Working data:
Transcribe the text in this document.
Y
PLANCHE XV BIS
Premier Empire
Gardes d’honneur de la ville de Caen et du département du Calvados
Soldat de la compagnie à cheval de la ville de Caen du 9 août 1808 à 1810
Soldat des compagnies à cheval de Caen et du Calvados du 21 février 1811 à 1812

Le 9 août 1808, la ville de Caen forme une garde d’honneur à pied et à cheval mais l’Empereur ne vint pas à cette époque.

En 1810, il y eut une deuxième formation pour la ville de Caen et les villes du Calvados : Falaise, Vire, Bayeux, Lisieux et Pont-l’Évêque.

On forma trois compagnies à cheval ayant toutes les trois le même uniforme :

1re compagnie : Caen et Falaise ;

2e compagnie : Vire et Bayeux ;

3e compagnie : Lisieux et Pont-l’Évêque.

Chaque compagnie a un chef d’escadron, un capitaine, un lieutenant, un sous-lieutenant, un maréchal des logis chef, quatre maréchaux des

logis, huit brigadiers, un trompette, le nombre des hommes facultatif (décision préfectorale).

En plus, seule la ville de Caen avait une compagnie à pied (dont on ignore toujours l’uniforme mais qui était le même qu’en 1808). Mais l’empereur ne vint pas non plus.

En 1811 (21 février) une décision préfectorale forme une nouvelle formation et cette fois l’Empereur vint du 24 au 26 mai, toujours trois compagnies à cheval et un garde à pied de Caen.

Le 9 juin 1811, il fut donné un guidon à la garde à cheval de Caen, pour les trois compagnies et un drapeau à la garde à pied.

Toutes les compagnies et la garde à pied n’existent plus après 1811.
* * *
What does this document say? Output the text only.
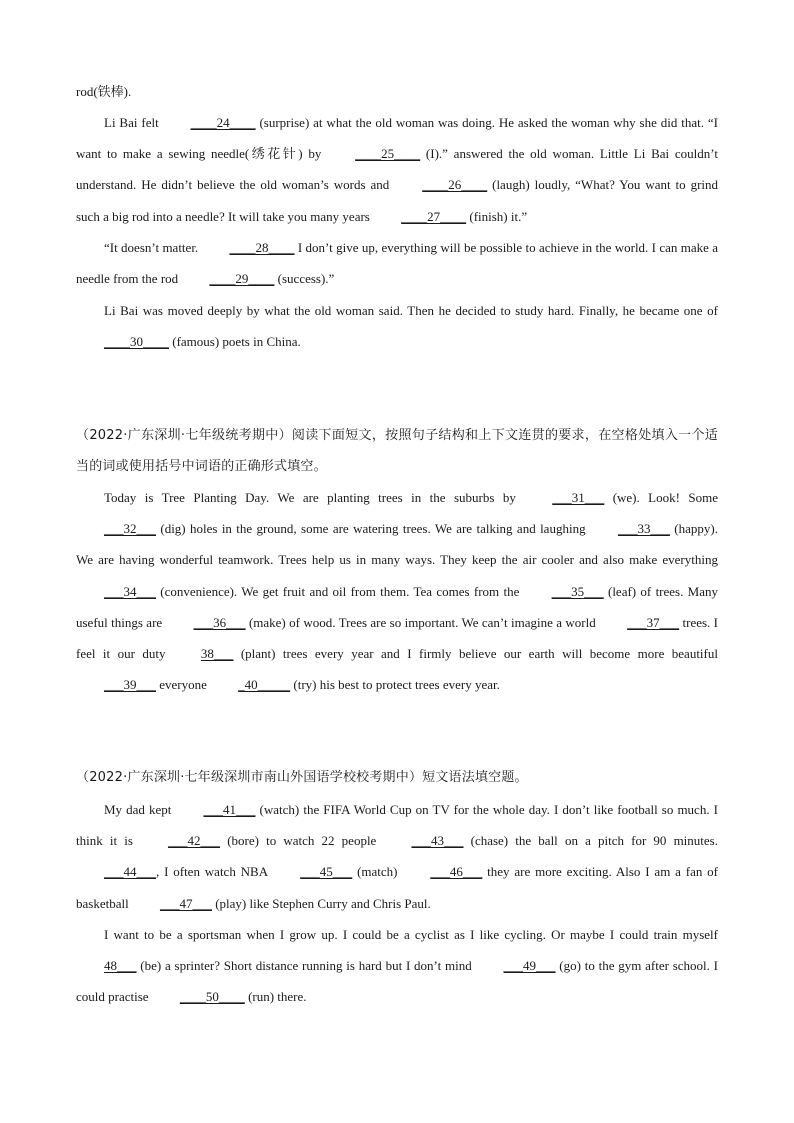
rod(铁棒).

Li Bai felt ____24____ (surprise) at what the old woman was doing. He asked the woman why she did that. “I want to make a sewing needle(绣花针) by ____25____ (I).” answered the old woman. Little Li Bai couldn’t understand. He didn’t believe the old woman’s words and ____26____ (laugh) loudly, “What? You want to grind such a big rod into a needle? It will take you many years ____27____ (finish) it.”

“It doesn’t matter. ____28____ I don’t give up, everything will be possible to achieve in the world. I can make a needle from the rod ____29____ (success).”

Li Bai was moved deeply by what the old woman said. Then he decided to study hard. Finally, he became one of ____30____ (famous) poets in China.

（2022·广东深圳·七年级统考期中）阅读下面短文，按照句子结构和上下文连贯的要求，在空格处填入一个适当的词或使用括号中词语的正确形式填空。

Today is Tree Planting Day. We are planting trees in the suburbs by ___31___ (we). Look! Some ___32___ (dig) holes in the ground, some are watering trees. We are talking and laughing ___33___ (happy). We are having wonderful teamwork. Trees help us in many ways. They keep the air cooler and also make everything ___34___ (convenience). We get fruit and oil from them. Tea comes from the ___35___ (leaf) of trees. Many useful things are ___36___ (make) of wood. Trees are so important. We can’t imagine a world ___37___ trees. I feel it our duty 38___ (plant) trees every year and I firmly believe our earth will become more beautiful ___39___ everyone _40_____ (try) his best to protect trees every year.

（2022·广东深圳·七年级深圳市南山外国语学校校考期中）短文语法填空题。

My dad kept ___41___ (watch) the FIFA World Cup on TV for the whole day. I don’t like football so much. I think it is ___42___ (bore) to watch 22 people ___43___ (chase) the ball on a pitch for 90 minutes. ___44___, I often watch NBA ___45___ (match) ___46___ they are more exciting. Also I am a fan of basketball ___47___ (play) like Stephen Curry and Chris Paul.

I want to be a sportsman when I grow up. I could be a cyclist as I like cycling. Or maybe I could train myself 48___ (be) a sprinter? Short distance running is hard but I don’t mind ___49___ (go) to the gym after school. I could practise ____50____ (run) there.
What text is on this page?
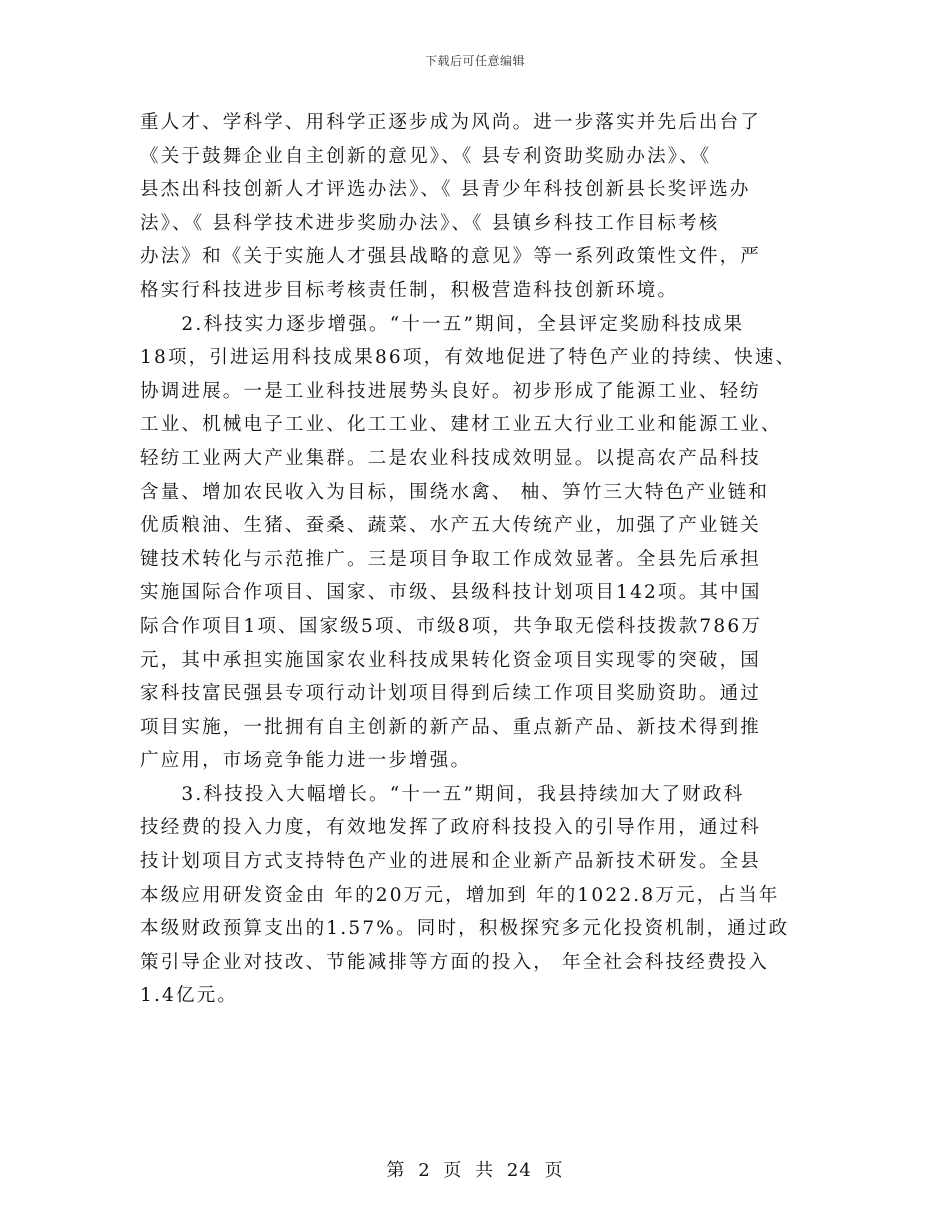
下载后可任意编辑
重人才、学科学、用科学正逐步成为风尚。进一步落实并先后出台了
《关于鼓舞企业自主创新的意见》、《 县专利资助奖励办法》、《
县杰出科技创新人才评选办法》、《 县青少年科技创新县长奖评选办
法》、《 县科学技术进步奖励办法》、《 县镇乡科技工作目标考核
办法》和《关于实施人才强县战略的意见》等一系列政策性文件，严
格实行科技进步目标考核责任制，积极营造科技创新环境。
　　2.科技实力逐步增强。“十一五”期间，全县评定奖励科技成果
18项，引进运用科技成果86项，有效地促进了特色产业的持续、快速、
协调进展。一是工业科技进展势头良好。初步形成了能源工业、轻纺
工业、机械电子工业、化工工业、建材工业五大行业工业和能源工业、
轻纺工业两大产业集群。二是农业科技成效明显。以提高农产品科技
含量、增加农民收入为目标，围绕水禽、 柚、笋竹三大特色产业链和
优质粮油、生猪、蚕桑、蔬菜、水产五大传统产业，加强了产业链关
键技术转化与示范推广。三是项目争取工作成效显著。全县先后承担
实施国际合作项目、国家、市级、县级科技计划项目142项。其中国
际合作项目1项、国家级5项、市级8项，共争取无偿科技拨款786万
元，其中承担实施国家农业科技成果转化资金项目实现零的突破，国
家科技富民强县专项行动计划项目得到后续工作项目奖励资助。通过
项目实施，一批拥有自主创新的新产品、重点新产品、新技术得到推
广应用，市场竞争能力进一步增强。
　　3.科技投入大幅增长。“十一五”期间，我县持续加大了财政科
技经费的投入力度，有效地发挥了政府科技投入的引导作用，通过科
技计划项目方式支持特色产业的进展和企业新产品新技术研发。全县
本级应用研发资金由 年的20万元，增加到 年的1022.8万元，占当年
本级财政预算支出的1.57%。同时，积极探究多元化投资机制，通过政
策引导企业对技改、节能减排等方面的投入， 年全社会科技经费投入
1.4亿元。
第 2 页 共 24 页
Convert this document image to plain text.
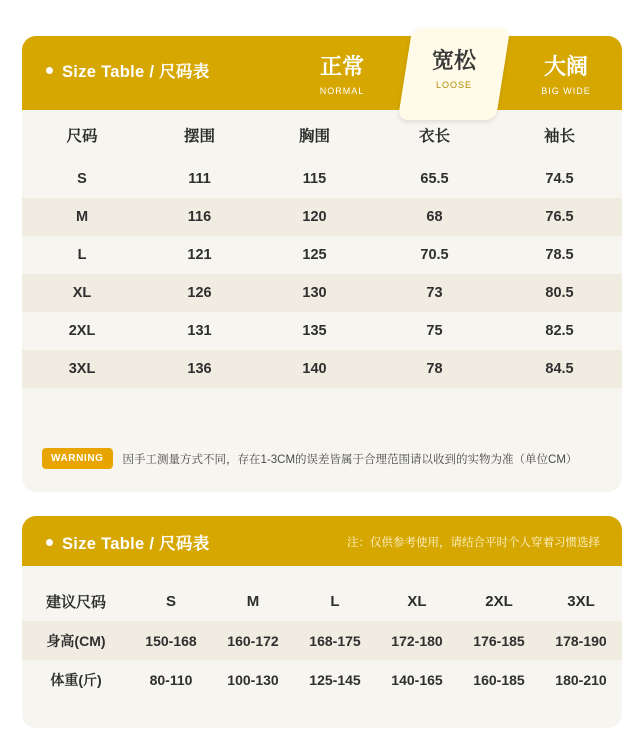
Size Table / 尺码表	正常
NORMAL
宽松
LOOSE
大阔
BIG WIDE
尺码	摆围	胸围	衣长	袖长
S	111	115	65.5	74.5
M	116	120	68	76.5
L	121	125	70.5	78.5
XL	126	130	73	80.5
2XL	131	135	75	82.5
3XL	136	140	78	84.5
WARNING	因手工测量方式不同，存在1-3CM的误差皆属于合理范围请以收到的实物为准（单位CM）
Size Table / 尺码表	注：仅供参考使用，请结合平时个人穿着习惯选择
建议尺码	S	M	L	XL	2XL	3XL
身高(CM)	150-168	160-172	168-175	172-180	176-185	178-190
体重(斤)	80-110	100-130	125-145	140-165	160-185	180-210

Set problem:
Where a line in the entries holds the word "honneur", copy that line.

Exercise response:
Gardes d’honneur de la ville de Caen et du département du Calvados
Le 9 août 1808, la ville de Caen forme une garde d’honneur à pied et à cheval mais l’Empereur ne vint pas à cette époque.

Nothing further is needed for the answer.